[Dataset items]
┌────────

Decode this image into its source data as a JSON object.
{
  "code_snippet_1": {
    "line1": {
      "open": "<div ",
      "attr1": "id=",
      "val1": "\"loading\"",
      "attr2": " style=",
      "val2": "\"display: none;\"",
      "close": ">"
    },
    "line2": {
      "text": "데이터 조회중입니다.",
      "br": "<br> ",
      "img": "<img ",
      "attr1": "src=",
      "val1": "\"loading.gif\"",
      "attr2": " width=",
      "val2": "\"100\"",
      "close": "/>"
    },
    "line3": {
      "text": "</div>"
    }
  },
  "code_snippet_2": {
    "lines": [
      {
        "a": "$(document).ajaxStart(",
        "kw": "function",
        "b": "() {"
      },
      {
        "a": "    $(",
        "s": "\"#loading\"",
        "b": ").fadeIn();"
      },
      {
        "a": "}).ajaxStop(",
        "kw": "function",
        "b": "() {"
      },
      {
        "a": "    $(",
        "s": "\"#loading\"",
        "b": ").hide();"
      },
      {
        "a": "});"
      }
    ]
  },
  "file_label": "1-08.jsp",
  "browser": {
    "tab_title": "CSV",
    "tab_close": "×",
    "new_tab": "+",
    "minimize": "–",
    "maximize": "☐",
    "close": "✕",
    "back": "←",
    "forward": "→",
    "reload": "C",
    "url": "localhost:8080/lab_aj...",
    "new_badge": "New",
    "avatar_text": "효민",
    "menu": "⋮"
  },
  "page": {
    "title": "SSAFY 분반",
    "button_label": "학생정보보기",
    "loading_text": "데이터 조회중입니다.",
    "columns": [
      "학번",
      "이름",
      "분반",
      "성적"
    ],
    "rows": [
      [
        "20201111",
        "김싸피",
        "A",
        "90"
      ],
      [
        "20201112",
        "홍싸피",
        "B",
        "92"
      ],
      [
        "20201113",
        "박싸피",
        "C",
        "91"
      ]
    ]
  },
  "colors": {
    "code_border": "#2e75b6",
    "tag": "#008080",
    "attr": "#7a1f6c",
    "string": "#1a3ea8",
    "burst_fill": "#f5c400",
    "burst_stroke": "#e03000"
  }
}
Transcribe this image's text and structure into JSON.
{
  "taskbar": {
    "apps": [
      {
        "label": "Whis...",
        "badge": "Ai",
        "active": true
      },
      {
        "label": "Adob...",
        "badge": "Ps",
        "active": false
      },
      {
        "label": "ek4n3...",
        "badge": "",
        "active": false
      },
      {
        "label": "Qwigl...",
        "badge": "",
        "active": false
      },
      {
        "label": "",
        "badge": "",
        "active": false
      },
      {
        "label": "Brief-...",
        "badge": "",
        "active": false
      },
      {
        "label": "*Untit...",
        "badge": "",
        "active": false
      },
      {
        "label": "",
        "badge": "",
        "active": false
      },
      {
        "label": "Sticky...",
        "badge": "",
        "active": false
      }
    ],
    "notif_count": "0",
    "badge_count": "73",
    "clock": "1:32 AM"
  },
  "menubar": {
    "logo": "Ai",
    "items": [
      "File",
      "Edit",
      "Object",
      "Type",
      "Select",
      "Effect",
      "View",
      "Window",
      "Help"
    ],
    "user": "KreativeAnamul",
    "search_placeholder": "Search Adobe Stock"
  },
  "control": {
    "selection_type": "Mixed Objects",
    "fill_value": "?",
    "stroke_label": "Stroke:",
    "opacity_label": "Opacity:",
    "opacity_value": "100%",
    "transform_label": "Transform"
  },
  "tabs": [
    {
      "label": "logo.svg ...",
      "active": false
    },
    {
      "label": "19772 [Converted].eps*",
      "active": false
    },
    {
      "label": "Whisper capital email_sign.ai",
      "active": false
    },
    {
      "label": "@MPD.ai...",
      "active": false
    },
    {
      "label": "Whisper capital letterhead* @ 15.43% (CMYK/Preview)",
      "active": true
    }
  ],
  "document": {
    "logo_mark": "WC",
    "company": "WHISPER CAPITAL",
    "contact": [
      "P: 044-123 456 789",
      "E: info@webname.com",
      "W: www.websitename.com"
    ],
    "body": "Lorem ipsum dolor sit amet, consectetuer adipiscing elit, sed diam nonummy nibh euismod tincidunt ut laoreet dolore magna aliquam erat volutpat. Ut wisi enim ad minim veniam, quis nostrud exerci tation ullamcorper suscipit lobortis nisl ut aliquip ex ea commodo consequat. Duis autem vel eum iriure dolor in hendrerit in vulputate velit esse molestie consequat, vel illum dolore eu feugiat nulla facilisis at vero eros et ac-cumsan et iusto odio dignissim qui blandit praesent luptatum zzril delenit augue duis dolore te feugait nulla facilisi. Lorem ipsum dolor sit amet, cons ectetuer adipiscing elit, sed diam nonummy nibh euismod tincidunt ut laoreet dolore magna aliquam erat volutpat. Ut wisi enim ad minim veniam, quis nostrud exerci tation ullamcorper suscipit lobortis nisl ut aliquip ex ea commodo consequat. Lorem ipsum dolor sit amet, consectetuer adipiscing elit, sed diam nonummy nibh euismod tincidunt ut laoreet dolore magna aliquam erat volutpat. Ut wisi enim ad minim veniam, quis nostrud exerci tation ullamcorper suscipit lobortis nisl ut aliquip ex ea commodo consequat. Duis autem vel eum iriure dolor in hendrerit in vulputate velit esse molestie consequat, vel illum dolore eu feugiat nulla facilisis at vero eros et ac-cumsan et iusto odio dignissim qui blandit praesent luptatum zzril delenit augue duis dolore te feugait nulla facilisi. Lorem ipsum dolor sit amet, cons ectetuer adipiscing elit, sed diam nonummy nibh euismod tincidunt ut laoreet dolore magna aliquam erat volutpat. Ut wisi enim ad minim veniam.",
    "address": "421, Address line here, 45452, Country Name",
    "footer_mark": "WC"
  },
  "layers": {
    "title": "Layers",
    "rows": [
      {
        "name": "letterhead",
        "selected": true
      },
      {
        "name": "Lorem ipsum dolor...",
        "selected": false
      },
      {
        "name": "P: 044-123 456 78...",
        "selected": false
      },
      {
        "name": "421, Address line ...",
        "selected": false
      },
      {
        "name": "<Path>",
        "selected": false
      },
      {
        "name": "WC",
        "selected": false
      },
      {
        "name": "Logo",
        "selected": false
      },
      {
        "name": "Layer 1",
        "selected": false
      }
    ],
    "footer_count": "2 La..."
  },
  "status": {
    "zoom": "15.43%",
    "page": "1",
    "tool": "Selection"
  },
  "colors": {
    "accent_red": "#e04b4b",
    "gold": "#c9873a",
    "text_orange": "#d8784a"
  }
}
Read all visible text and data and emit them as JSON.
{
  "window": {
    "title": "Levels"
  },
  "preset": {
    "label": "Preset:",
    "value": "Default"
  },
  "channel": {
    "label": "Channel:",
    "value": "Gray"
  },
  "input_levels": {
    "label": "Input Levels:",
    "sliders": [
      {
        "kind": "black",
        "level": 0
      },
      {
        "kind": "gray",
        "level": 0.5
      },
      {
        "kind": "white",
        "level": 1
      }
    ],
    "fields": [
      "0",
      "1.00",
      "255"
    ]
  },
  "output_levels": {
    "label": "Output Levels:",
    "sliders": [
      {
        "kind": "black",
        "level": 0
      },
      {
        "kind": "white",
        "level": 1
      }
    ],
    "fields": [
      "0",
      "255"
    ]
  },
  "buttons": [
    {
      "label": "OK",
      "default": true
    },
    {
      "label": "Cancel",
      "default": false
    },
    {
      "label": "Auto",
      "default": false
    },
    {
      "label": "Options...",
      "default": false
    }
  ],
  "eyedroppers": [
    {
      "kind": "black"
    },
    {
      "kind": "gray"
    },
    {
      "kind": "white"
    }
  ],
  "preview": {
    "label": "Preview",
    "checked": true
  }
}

└────────

What is needed:
Extract from the data every line where "JSON" shows up.

Response to the exercise:
Decode this image into its source data as a JSON object.
Transcribe this image's text and structure into JSON.
Read all visible text and data and emit them as JSON.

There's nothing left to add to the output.